Pictures stay out; everything else in the records below is copied exactly.

(Lines of data)
═══

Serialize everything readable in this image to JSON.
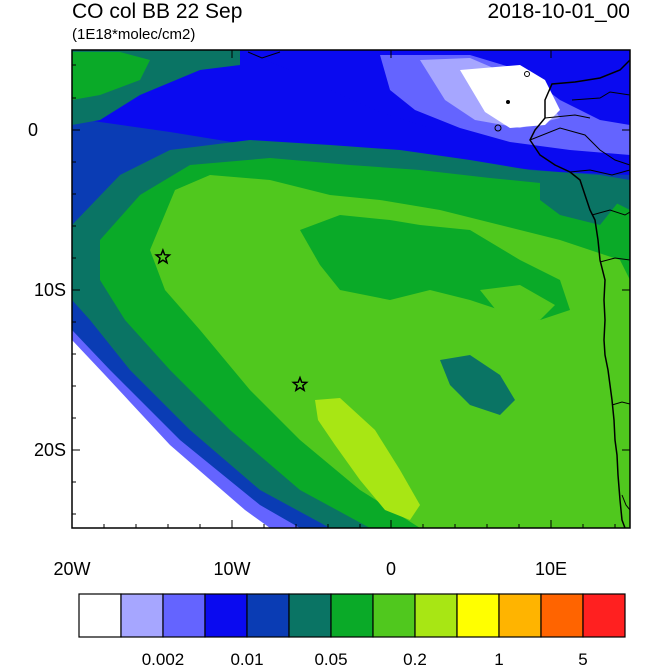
{
  "title": {
    "left": "CO col BB 22 Sep",
    "units": "(1E18*molec/cm2)",
    "right": "2018-10-01_00"
  },
  "axes": {
    "lat_labels": [
      "0",
      "10S",
      "20S"
    ],
    "lon_labels": [
      "20W",
      "10W",
      "0",
      "10E"
    ]
  },
  "map": {
    "lon_range": [
      -20,
      15
    ],
    "lat_range": [
      -25,
      5
    ],
    "markers": [
      {
        "name": "star-marker-1",
        "lon": -14.3,
        "lat": -8
      },
      {
        "name": "star-marker-2",
        "lon": -5.7,
        "lat": -16
      }
    ]
  },
  "colorbar": {
    "colors": [
      "#ffffff",
      "#a6a6ff",
      "#6464ff",
      "#0a0af0",
      "#0a3cb4",
      "#0a7464",
      "#0aaa28",
      "#50c81e",
      "#a8e614",
      "#ffff00",
      "#ffb400",
      "#ff6400",
      "#ff2020"
    ],
    "labels": [
      "0.002",
      "0.01",
      "0.05",
      "0.2",
      "1",
      "5"
    ]
  }
}
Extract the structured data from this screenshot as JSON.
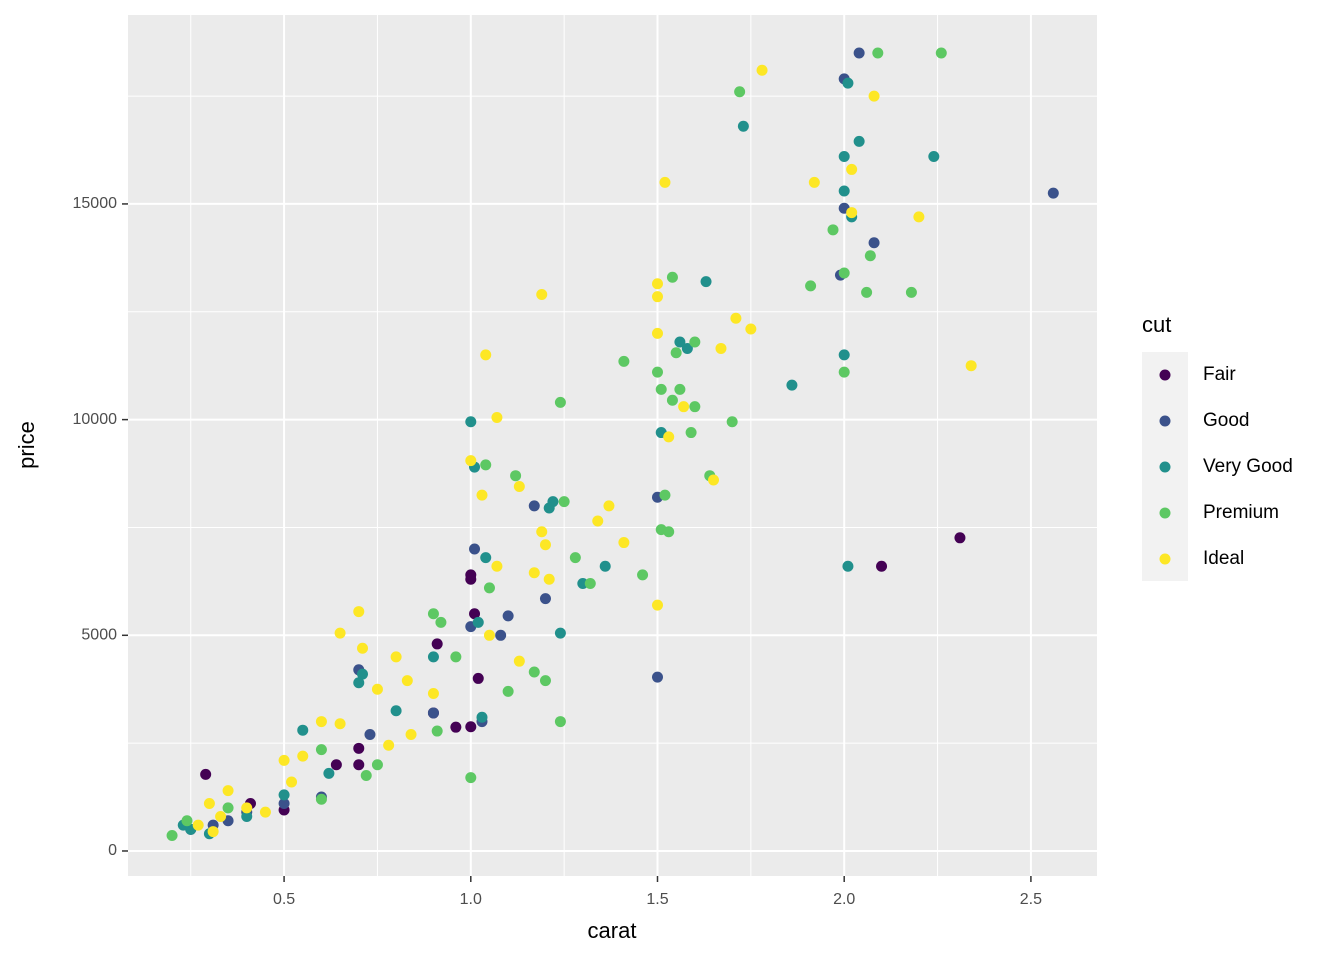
{
  "chart_data": {
    "type": "scatter",
    "x_label": "carat",
    "y_label": "price",
    "legend_title": "cut",
    "legend_position": "right",
    "grid": true,
    "xlim": [
      0.082,
      2.677
    ],
    "ylim": [
      -580,
      19380
    ],
    "xticks": [
      0.5,
      {
        "value": 1.0,
        "label": "1.0"
      },
      1.5,
      {
        "value": 2.0,
        "label": "2.0"
      },
      2.5
    ],
    "yticks": [
      0,
      5000,
      10000,
      15000
    ],
    "x_minor_grid": [
      0.25,
      0.75,
      1.25,
      1.75,
      2.25
    ],
    "y_minor_grid": [
      2500,
      7500,
      12500,
      17500
    ],
    "series": [
      {
        "name": "Fair",
        "color": "#440154",
        "x": [
          0.29,
          0.7,
          0.7,
          0.91,
          0.96,
          1.0,
          1.0,
          1.01,
          2.1,
          2.31,
          0.5,
          0.41,
          0.9,
          1.02,
          0.64,
          1.0
        ],
        "values": [
          1776,
          2000,
          2380,
          4800,
          2870,
          2880,
          6400,
          5500,
          6600,
          7260,
          950,
          1100,
          3200,
          4000,
          2000,
          6300
        ]
      },
      {
        "name": "Good",
        "color": "#3B528B",
        "x": [
          2.04,
          2.0,
          2.56,
          2.0,
          2.08,
          1.99,
          1.5,
          1.5,
          1.17,
          1.2,
          1.1,
          1.08,
          0.7,
          0.5,
          0.31,
          0.25,
          0.6,
          0.9,
          1.0,
          1.03,
          0.73,
          0.35,
          0.4,
          1.01
        ],
        "values": [
          18500,
          17900,
          15250,
          14900,
          14100,
          13350,
          8200,
          4030,
          8000,
          5850,
          5450,
          5000,
          4200,
          1100,
          600,
          500,
          1250,
          3200,
          5200,
          3000,
          2700,
          700,
          900,
          7000
        ]
      },
      {
        "name": "Very Good",
        "color": "#21908C",
        "x": [
          2.01,
          1.73,
          2.04,
          2.24,
          2.0,
          2.0,
          2.02,
          1.63,
          1.56,
          1.58,
          2.0,
          1.86,
          1.51,
          1.0,
          1.01,
          1.22,
          1.21,
          1.36,
          1.3,
          1.24,
          2.01,
          1.04,
          0.9,
          0.71,
          0.55,
          0.5,
          0.3,
          0.25,
          0.62,
          0.8,
          0.23,
          0.4,
          0.7,
          1.02,
          1.03
        ],
        "values": [
          17800,
          16800,
          16450,
          16100,
          16100,
          15300,
          14700,
          13200,
          11800,
          11650,
          11500,
          10800,
          9700,
          9950,
          8900,
          8100,
          7950,
          6600,
          6200,
          5050,
          6600,
          6800,
          4500,
          4100,
          2800,
          1300,
          400,
          500,
          1800,
          3250,
          600,
          800,
          3900,
          5300,
          3100
        ]
      },
      {
        "name": "Premium",
        "color": "#5DC863",
        "x": [
          2.09,
          2.26,
          1.72,
          1.54,
          2.06,
          2.18,
          1.91,
          1.97,
          2.07,
          2.0,
          1.41,
          1.6,
          1.55,
          1.5,
          1.51,
          1.56,
          2.0,
          1.24,
          1.54,
          1.6,
          1.7,
          1.59,
          1.64,
          1.52,
          1.51,
          1.53,
          1.04,
          1.12,
          1.25,
          1.28,
          1.32,
          1.46,
          1.24,
          1.0,
          1.1,
          1.2,
          0.9,
          0.92,
          0.91,
          0.75,
          0.6,
          0.2,
          0.24,
          0.35,
          0.6,
          0.72,
          1.05,
          0.96,
          1.17
        ],
        "values": [
          18500,
          18500,
          17600,
          13300,
          12950,
          12950,
          13100,
          14400,
          13800,
          13400,
          11350,
          11800,
          11550,
          11100,
          10700,
          10700,
          11100,
          10400,
          10450,
          10300,
          9950,
          9700,
          8700,
          8250,
          7450,
          7400,
          8950,
          8700,
          8100,
          6800,
          6200,
          6400,
          3000,
          1700,
          3700,
          3950,
          5500,
          5300,
          2780,
          2000,
          1200,
          360,
          700,
          1000,
          2350,
          1750,
          6100,
          4500,
          4150
        ]
      },
      {
        "name": "Ideal",
        "color": "#FDE725",
        "x": [
          1.78,
          2.08,
          1.52,
          1.92,
          2.02,
          2.02,
          2.2,
          2.34,
          1.19,
          1.5,
          1.5,
          1.5,
          1.71,
          1.75,
          1.67,
          1.04,
          1.57,
          1.53,
          1.07,
          1.0,
          1.03,
          1.13,
          1.37,
          1.34,
          1.41,
          1.2,
          1.19,
          1.5,
          1.65,
          0.7,
          0.65,
          0.71,
          0.8,
          0.9,
          0.83,
          0.75,
          0.6,
          0.65,
          0.55,
          0.5,
          0.52,
          0.35,
          0.3,
          0.4,
          0.33,
          0.27,
          0.45,
          0.78,
          0.84,
          1.07,
          1.17,
          1.21,
          1.05,
          1.13,
          0.31
        ],
        "values": [
          18100,
          17500,
          15500,
          15500,
          15800,
          14800,
          14700,
          11250,
          12900,
          13150,
          12850,
          12000,
          12350,
          12100,
          11650,
          11500,
          10300,
          9600,
          10050,
          9050,
          8250,
          8450,
          8000,
          7650,
          7150,
          7100,
          7400,
          5700,
          8600,
          5550,
          5050,
          4700,
          4500,
          3650,
          3950,
          3750,
          3000,
          2950,
          2200,
          2100,
          1600,
          1400,
          1100,
          1000,
          800,
          600,
          900,
          2450,
          2700,
          6600,
          6450,
          6300,
          5000,
          4400,
          450
        ]
      }
    ]
  }
}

═══

Worked solution
Serialize everything readable in this image to JSON.
{
  "title": {
    "left": "CO col BB 22 Sep",
    "units": "(1E18*molec/cm2)",
    "right": "2018-10-01_00"
  },
  "axes": {
    "lat_labels": [
      "0",
      "10S",
      "20S"
    ],
    "lon_labels": [
      "20W",
      "10W",
      "0",
      "10E"
    ]
  },
  "map": {
    "lon_range": [
      -20,
      15
    ],
    "lat_range": [
      -25,
      5
    ],
    "markers": [
      {
        "name": "star-marker-1",
        "lon": -14.3,
        "lat": -8
      },
      {
        "name": "star-marker-2",
        "lon": -5.7,
        "lat": -16
      }
    ]
  },
  "colorbar": {
    "colors": [
      "#ffffff",
      "#a6a6ff",
      "#6464ff",
      "#0a0af0",
      "#0a3cb4",
      "#0a7464",
      "#0aaa28",
      "#50c81e",
      "#a8e614",
      "#ffff00",
      "#ffb400",
      "#ff6400",
      "#ff2020"
    ],
    "labels": [
      "0.002",
      "0.01",
      "0.05",
      "0.2",
      "1",
      "5"
    ]
  }
}
Extract the structured data from this screenshot as JSON.
{
  "chart_data": {
    "type": "scatter",
    "x_label": "carat",
    "y_label": "price",
    "legend_title": "cut",
    "legend_position": "right",
    "grid": true,
    "xlim": [
      0.082,
      2.677
    ],
    "ylim": [
      -580,
      19380
    ],
    "xticks": [
      0.5,
      {
        "value": 1.0,
        "label": "1.0"
      },
      1.5,
      {
        "value": 2.0,
        "label": "2.0"
      },
      2.5
    ],
    "yticks": [
      0,
      5000,
      10000,
      15000
    ],
    "x_minor_grid": [
      0.25,
      0.75,
      1.25,
      1.75,
      2.25
    ],
    "y_minor_grid": [
      2500,
      7500,
      12500,
      17500
    ],
    "series": [
      {
        "name": "Fair",
        "color": "#440154",
        "x": [
          0.29,
          0.7,
          0.7,
          0.91,
          0.96,
          1.0,
          1.0,
          1.01,
          2.1,
          2.31,
          0.5,
          0.41,
          0.9,
          1.02,
          0.64,
          1.0
        ],
        "values": [
          1776,
          2000,
          2380,
          4800,
          2870,
          2880,
          6400,
          5500,
          6600,
          7260,
          950,
          1100,
          3200,
          4000,
          2000,
          6300
        ]
      },
      {
        "name": "Good",
        "color": "#3B528B",
        "x": [
          2.04,
          2.0,
          2.56,
          2.0,
          2.08,
          1.99,
          1.5,
          1.5,
          1.17,
          1.2,
          1.1,
          1.08,
          0.7,
          0.5,
          0.31,
          0.25,
          0.6,
          0.9,
          1.0,
          1.03,
          0.73,
          0.35,
          0.4,
          1.01
        ],
        "values": [
          18500,
          17900,
          15250,
          14900,
          14100,
          13350,
          8200,
          4030,
          8000,
          5850,
          5450,
          5000,
          4200,
          1100,
          600,
          500,
          1250,
          3200,
          5200,
          3000,
          2700,
          700,
          900,
          7000
        ]
      },
      {
        "name": "Very Good",
        "color": "#21908C",
        "x": [
          2.01,
          1.73,
          2.04,
          2.24,
          2.0,
          2.0,
          2.02,
          1.63,
          1.56,
          1.58,
          2.0,
          1.86,
          1.51,
          1.0,
          1.01,
          1.22,
          1.21,
          1.36,
          1.3,
          1.24,
          2.01,
          1.04,
          0.9,
          0.71,
          0.55,
          0.5,
          0.3,
          0.25,
          0.62,
          0.8,
          0.23,
          0.4,
          0.7,
          1.02,
          1.03
        ],
        "values": [
          17800,
          16800,
          16450,
          16100,
          16100,
          15300,
          14700,
          13200,
          11800,
          11650,
          11500,
          10800,
          9700,
          9950,
          8900,
          8100,
          7950,
          6600,
          6200,
          5050,
          6600,
          6800,
          4500,
          4100,
          2800,
          1300,
          400,
          500,
          1800,
          3250,
          600,
          800,
          3900,
          5300,
          3100
        ]
      },
      {
        "name": "Premium",
        "color": "#5DC863",
        "x": [
          2.09,
          2.26,
          1.72,
          1.54,
          2.06,
          2.18,
          1.91,
          1.97,
          2.07,
          2.0,
          1.41,
          1.6,
          1.55,
          1.5,
          1.51,
          1.56,
          2.0,
          1.24,
          1.54,
          1.6,
          1.7,
          1.59,
          1.64,
          1.52,
          1.51,
          1.53,
          1.04,
          1.12,
          1.25,
          1.28,
          1.32,
          1.46,
          1.24,
          1.0,
          1.1,
          1.2,
          0.9,
          0.92,
          0.91,
          0.75,
          0.6,
          0.2,
          0.24,
          0.35,
          0.6,
          0.72,
          1.05,
          0.96,
          1.17
        ],
        "values": [
          18500,
          18500,
          17600,
          13300,
          12950,
          12950,
          13100,
          14400,
          13800,
          13400,
          11350,
          11800,
          11550,
          11100,
          10700,
          10700,
          11100,
          10400,
          10450,
          10300,
          9950,
          9700,
          8700,
          8250,
          7450,
          7400,
          8950,
          8700,
          8100,
          6800,
          6200,
          6400,
          3000,
          1700,
          3700,
          3950,
          5500,
          5300,
          2780,
          2000,
          1200,
          360,
          700,
          1000,
          2350,
          1750,
          6100,
          4500,
          4150
        ]
      },
      {
        "name": "Ideal",
        "color": "#FDE725",
        "x": [
          1.78,
          2.08,
          1.52,
          1.92,
          2.02,
          2.02,
          2.2,
          2.34,
          1.19,
          1.5,
          1.5,
          1.5,
          1.71,
          1.75,
          1.67,
          1.04,
          1.57,
          1.53,
          1.07,
          1.0,
          1.03,
          1.13,
          1.37,
          1.34,
          1.41,
          1.2,
          1.19,
          1.5,
          1.65,
          0.7,
          0.65,
          0.71,
          0.8,
          0.9,
          0.83,
          0.75,
          0.6,
          0.65,
          0.55,
          0.5,
          0.52,
          0.35,
          0.3,
          0.4,
          0.33,
          0.27,
          0.45,
          0.78,
          0.84,
          1.07,
          1.17,
          1.21,
          1.05,
          1.13,
          0.31
        ],
        "values": [
          18100,
          17500,
          15500,
          15500,
          15800,
          14800,
          14700,
          11250,
          12900,
          13150,
          12850,
          12000,
          12350,
          12100,
          11650,
          11500,
          10300,
          9600,
          10050,
          9050,
          8250,
          8450,
          8000,
          7650,
          7150,
          7100,
          7400,
          5700,
          8600,
          5550,
          5050,
          4700,
          4500,
          3650,
          3950,
          3750,
          3000,
          2950,
          2200,
          2100,
          1600,
          1400,
          1100,
          1000,
          800,
          600,
          900,
          2450,
          2700,
          6600,
          6450,
          6300,
          5000,
          4400,
          450
        ]
      }
    ]
  }
}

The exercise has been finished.